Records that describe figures
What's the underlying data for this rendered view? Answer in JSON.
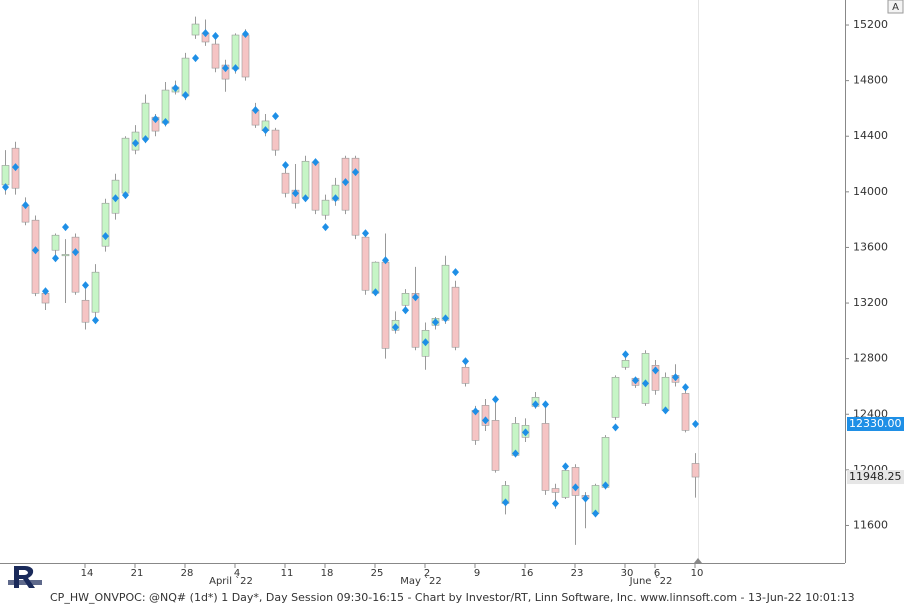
{
  "chart_data": {
    "type": "candlestick",
    "footer": "CP_HW_ONVPOC: @NQ# (1d*) 1 Day*, Day Session 09:30-16:15 - Chart by Investor/RT, Linn Software, Inc. www.linnsoft.com - 13-Jun-22 10:01:13",
    "button": "A",
    "categories": [
      null,
      null,
      null,
      null,
      null,
      null,
      null,
      null,
      "14",
      null,
      null,
      null,
      null,
      "21",
      null,
      null,
      null,
      null,
      "28",
      null,
      null,
      null,
      null,
      "4",
      null,
      null,
      null,
      null,
      "11",
      null,
      null,
      null,
      "18",
      null,
      null,
      null,
      null,
      "25",
      null,
      null,
      null,
      null,
      "2",
      null,
      null,
      null,
      null,
      "9",
      null,
      null,
      null,
      null,
      "16",
      null,
      null,
      null,
      null,
      "23",
      null,
      null,
      null,
      null,
      "30",
      null,
      null,
      "6",
      null,
      null,
      null,
      "10"
    ],
    "month_categories": [
      null,
      null,
      null,
      null,
      null,
      null,
      null,
      null,
      null,
      null,
      null,
      null,
      null,
      null,
      null,
      null,
      null,
      null,
      null,
      null,
      null,
      null,
      null,
      "April `22",
      null,
      null,
      null,
      null,
      null,
      null,
      null,
      null,
      null,
      null,
      null,
      null,
      null,
      null,
      null,
      null,
      null,
      null,
      "May `22",
      null,
      null,
      null,
      null,
      null,
      null,
      null,
      null,
      null,
      null,
      null,
      null,
      null,
      null,
      null,
      null,
      null,
      null,
      null,
      null,
      null,
      null,
      "June `22",
      null,
      null,
      null,
      null
    ],
    "open": [
      14050,
      14314,
      13904,
      13796,
      13270,
      13580,
      13540,
      13674,
      13220,
      13134,
      13609,
      13846,
      13991,
      14300,
      14386,
      14537,
      14494,
      14718,
      14689,
      15128,
      15142,
      15063,
      14912,
      14883,
      15128,
      14588,
      14440,
      14444,
      14134,
      14012,
      13960,
      14214,
      13832,
      13940,
      14242,
      14242,
      13674,
      13270,
      13494,
      13004,
      13184,
      13270,
      12817,
      13040,
      13076,
      13314,
      12738,
      12428,
      12464,
      12356,
      11758,
      12104,
      12234,
      12457,
      12334,
      11866,
      11802,
      12018,
      11816,
      11686,
      11874,
      12378,
      12738,
      12659,
      12478,
      12752,
      12428,
      12680,
      12550,
      12046
    ],
    "high": [
      14300,
      14360,
      13960,
      13830,
      13310,
      13700,
      13660,
      13700,
      13300,
      13480,
      13950,
      14130,
      14400,
      14480,
      14700,
      14560,
      14790,
      14800,
      15000,
      15260,
      15240,
      15100,
      14950,
      15140,
      15170,
      14640,
      14560,
      14460,
      14190,
      14200,
      14260,
      14240,
      13980,
      14100,
      14260,
      14260,
      13690,
      13500,
      13700,
      13140,
      13300,
      13460,
      13060,
      13100,
      13540,
      13360,
      12790,
      12460,
      12510,
      12530,
      11920,
      12380,
      12370,
      12560,
      12450,
      11900,
      12030,
      12040,
      11840,
      11900,
      12250,
      12680,
      12840,
      12670,
      12860,
      12790,
      12700,
      12760,
      12590,
      12120
    ],
    "low": [
      13980,
      13980,
      13760,
      13250,
      13150,
      13500,
      13200,
      13260,
      13010,
      13100,
      13570,
      13800,
      13950,
      14270,
      14350,
      14400,
      14470,
      14700,
      14660,
      15100,
      15050,
      14860,
      14720,
      14850,
      14800,
      14460,
      14400,
      14260,
      13960,
      13880,
      13930,
      13840,
      13800,
      13900,
      13840,
      13660,
      13260,
      13250,
      12800,
      12980,
      13150,
      12860,
      12720,
      13010,
      13050,
      12860,
      12600,
      12180,
      12280,
      11980,
      11680,
      12090,
      12200,
      12440,
      11820,
      11720,
      11790,
      11460,
      11580,
      11660,
      11860,
      12360,
      12720,
      12590,
      12460,
      12540,
      12410,
      12600,
      12270,
      11800
    ],
    "close": [
      14190,
      14026,
      13782,
      13270,
      13200,
      13688,
      13550,
      13278,
      13062,
      13422,
      13918,
      14084,
      14386,
      14430,
      14638,
      14437,
      14732,
      14754,
      14962,
      15207,
      15078,
      14890,
      14811,
      15128,
      14826,
      14480,
      14510,
      14300,
      13990,
      13918,
      14220,
      13868,
      13940,
      14048,
      13868,
      13688,
      13292,
      13494,
      12874,
      13076,
      13270,
      12882,
      13004,
      13090,
      13472,
      12882,
      12622,
      12212,
      12320,
      11996,
      11888,
      12334,
      12320,
      12522,
      11852,
      11838,
      11996,
      11816,
      11794,
      11888,
      12234,
      12666,
      12788,
      12608,
      12838,
      12572,
      12666,
      12630,
      12284,
      11948.25
    ],
    "signal": [
      14034,
      14178,
      13904,
      13580,
      13285,
      13522,
      13746,
      13566,
      13328,
      13076,
      13681,
      13954,
      13976,
      14350,
      14379,
      14523,
      14502,
      14746,
      14696,
      14962,
      15142,
      15121,
      14890,
      14890,
      15135,
      14588,
      14444,
      14545,
      14192,
      13990,
      13954,
      14214,
      13746,
      13954,
      14070,
      14142,
      13702,
      13278,
      13508,
      13026,
      13148,
      13242,
      12918,
      13062,
      13090,
      13422,
      12781,
      12421,
      12356,
      12507,
      11766,
      12118,
      12270,
      12471,
      12471,
      11758,
      12025,
      11874,
      11794,
      11686,
      11888,
      12306,
      12831,
      12644,
      12622,
      12716,
      12428,
      12666,
      12594,
      12330
    ],
    "up_color": "#c6f5c6",
    "down_color": "#f5c4c4",
    "signal_color": "#1e8fe6",
    "ylim": [
      11330,
      15380
    ],
    "yticks": [
      11600,
      12000,
      12400,
      12800,
      13200,
      13600,
      14000,
      14400,
      14800,
      15200
    ],
    "price_tags": [
      {
        "value": 12330,
        "label": "12330.00",
        "color": "#1e8fe6"
      },
      {
        "value": 11948.25,
        "label": "11948.25",
        "color": "#e6e6e6"
      }
    ]
  }
}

§ **Written task**:
Pictures in the records above are left out; print everything else exactly as written.

§ **Finished exercise**:
What's the underlying data for this rendered view? Answer in JSON.
{
  "chart_data": {
    "type": "candlestick",
    "footer": "CP_HW_ONVPOC: @NQ# (1d*) 1 Day*, Day Session 09:30-16:15 - Chart by Investor/RT, Linn Software, Inc. www.linnsoft.com - 13-Jun-22 10:01:13",
    "button": "A",
    "categories": [
      null,
      null,
      null,
      null,
      null,
      null,
      null,
      null,
      "14",
      null,
      null,
      null,
      null,
      "21",
      null,
      null,
      null,
      null,
      "28",
      null,
      null,
      null,
      null,
      "4",
      null,
      null,
      null,
      null,
      "11",
      null,
      null,
      null,
      "18",
      null,
      null,
      null,
      null,
      "25",
      null,
      null,
      null,
      null,
      "2",
      null,
      null,
      null,
      null,
      "9",
      null,
      null,
      null,
      null,
      "16",
      null,
      null,
      null,
      null,
      "23",
      null,
      null,
      null,
      null,
      "30",
      null,
      null,
      "6",
      null,
      null,
      null,
      "10"
    ],
    "month_categories": [
      null,
      null,
      null,
      null,
      null,
      null,
      null,
      null,
      null,
      null,
      null,
      null,
      null,
      null,
      null,
      null,
      null,
      null,
      null,
      null,
      null,
      null,
      null,
      "April `22",
      null,
      null,
      null,
      null,
      null,
      null,
      null,
      null,
      null,
      null,
      null,
      null,
      null,
      null,
      null,
      null,
      null,
      null,
      "May `22",
      null,
      null,
      null,
      null,
      null,
      null,
      null,
      null,
      null,
      null,
      null,
      null,
      null,
      null,
      null,
      null,
      null,
      null,
      null,
      null,
      null,
      null,
      "June `22",
      null,
      null,
      null,
      null
    ],
    "open": [
      14050,
      14314,
      13904,
      13796,
      13270,
      13580,
      13540,
      13674,
      13220,
      13134,
      13609,
      13846,
      13991,
      14300,
      14386,
      14537,
      14494,
      14718,
      14689,
      15128,
      15142,
      15063,
      14912,
      14883,
      15128,
      14588,
      14440,
      14444,
      14134,
      14012,
      13960,
      14214,
      13832,
      13940,
      14242,
      14242,
      13674,
      13270,
      13494,
      13004,
      13184,
      13270,
      12817,
      13040,
      13076,
      13314,
      12738,
      12428,
      12464,
      12356,
      11758,
      12104,
      12234,
      12457,
      12334,
      11866,
      11802,
      12018,
      11816,
      11686,
      11874,
      12378,
      12738,
      12659,
      12478,
      12752,
      12428,
      12680,
      12550,
      12046
    ],
    "high": [
      14300,
      14360,
      13960,
      13830,
      13310,
      13700,
      13660,
      13700,
      13300,
      13480,
      13950,
      14130,
      14400,
      14480,
      14700,
      14560,
      14790,
      14800,
      15000,
      15260,
      15240,
      15100,
      14950,
      15140,
      15170,
      14640,
      14560,
      14460,
      14190,
      14200,
      14260,
      14240,
      13980,
      14100,
      14260,
      14260,
      13690,
      13500,
      13700,
      13140,
      13300,
      13460,
      13060,
      13100,
      13540,
      13360,
      12790,
      12460,
      12510,
      12530,
      11920,
      12380,
      12370,
      12560,
      12450,
      11900,
      12030,
      12040,
      11840,
      11900,
      12250,
      12680,
      12840,
      12670,
      12860,
      12790,
      12700,
      12760,
      12590,
      12120
    ],
    "low": [
      13980,
      13980,
      13760,
      13250,
      13150,
      13500,
      13200,
      13260,
      13010,
      13100,
      13570,
      13800,
      13950,
      14270,
      14350,
      14400,
      14470,
      14700,
      14660,
      15100,
      15050,
      14860,
      14720,
      14850,
      14800,
      14460,
      14400,
      14260,
      13960,
      13880,
      13930,
      13840,
      13800,
      13900,
      13840,
      13660,
      13260,
      13250,
      12800,
      12980,
      13150,
      12860,
      12720,
      13010,
      13050,
      12860,
      12600,
      12180,
      12280,
      11980,
      11680,
      12090,
      12200,
      12440,
      11820,
      11720,
      11790,
      11460,
      11580,
      11660,
      11860,
      12360,
      12720,
      12590,
      12460,
      12540,
      12410,
      12600,
      12270,
      11800
    ],
    "close": [
      14190,
      14026,
      13782,
      13270,
      13200,
      13688,
      13550,
      13278,
      13062,
      13422,
      13918,
      14084,
      14386,
      14430,
      14638,
      14437,
      14732,
      14754,
      14962,
      15207,
      15078,
      14890,
      14811,
      15128,
      14826,
      14480,
      14510,
      14300,
      13990,
      13918,
      14220,
      13868,
      13940,
      14048,
      13868,
      13688,
      13292,
      13494,
      12874,
      13076,
      13270,
      12882,
      13004,
      13090,
      13472,
      12882,
      12622,
      12212,
      12320,
      11996,
      11888,
      12334,
      12320,
      12522,
      11852,
      11838,
      11996,
      11816,
      11794,
      11888,
      12234,
      12666,
      12788,
      12608,
      12838,
      12572,
      12666,
      12630,
      12284,
      11948.25
    ],
    "signal": [
      14034,
      14178,
      13904,
      13580,
      13285,
      13522,
      13746,
      13566,
      13328,
      13076,
      13681,
      13954,
      13976,
      14350,
      14379,
      14523,
      14502,
      14746,
      14696,
      14962,
      15142,
      15121,
      14890,
      14890,
      15135,
      14588,
      14444,
      14545,
      14192,
      13990,
      13954,
      14214,
      13746,
      13954,
      14070,
      14142,
      13702,
      13278,
      13508,
      13026,
      13148,
      13242,
      12918,
      13062,
      13090,
      13422,
      12781,
      12421,
      12356,
      12507,
      11766,
      12118,
      12270,
      12471,
      12471,
      11758,
      12025,
      11874,
      11794,
      11686,
      11888,
      12306,
      12831,
      12644,
      12622,
      12716,
      12428,
      12666,
      12594,
      12330
    ],
    "up_color": "#c6f5c6",
    "down_color": "#f5c4c4",
    "signal_color": "#1e8fe6",
    "ylim": [
      11330,
      15380
    ],
    "yticks": [
      11600,
      12000,
      12400,
      12800,
      13200,
      13600,
      14000,
      14400,
      14800,
      15200
    ],
    "price_tags": [
      {
        "value": 12330,
        "label": "12330.00",
        "color": "#1e8fe6"
      },
      {
        "value": 11948.25,
        "label": "11948.25",
        "color": "#e6e6e6"
      }
    ]
  }
}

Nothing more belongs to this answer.